* [What is required]: Repeat all of the records verbatim.

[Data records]
────────────────────
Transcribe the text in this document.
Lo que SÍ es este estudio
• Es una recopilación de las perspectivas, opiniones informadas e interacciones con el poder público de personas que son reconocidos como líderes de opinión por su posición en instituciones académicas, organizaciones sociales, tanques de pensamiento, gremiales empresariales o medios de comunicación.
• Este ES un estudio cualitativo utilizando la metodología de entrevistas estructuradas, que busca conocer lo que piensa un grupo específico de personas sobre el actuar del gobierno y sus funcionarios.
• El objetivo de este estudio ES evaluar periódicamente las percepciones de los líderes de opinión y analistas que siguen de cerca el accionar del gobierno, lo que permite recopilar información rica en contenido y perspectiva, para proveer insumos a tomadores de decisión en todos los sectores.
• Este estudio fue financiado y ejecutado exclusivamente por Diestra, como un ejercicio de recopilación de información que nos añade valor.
────────────────────
* [Solution to this exercise]:
Transcribe the text in this document.
Lo que SÍ es este estudio
• Es una recopilación de las perspectivas, opiniones informadas e interacciones con el poder público de personas que son reconocidos como líderes de opinión por su posición en instituciones académicas, organizaciones sociales, tanques de pensamiento, gremiales empresariales o medios de comunicación.
• Este ES un estudio cualitativo utilizando la metodología de entrevistas estructuradas, que busca conocer lo que piensa un grupo específico de personas sobre el actuar del gobierno y sus funcionarios.
• El objetivo de este estudio ES evaluar periódicamente las percepciones de los líderes de opinión y analistas que siguen de cerca el accionar del gobierno, lo que permite recopilar información rica en contenido y perspectiva, para proveer insumos a tomadores de decisión en todos los sectores.
• Este estudio fue financiado y ejecutado exclusivamente por Diestra, como un ejercicio de recopilación de información que nos añade valor.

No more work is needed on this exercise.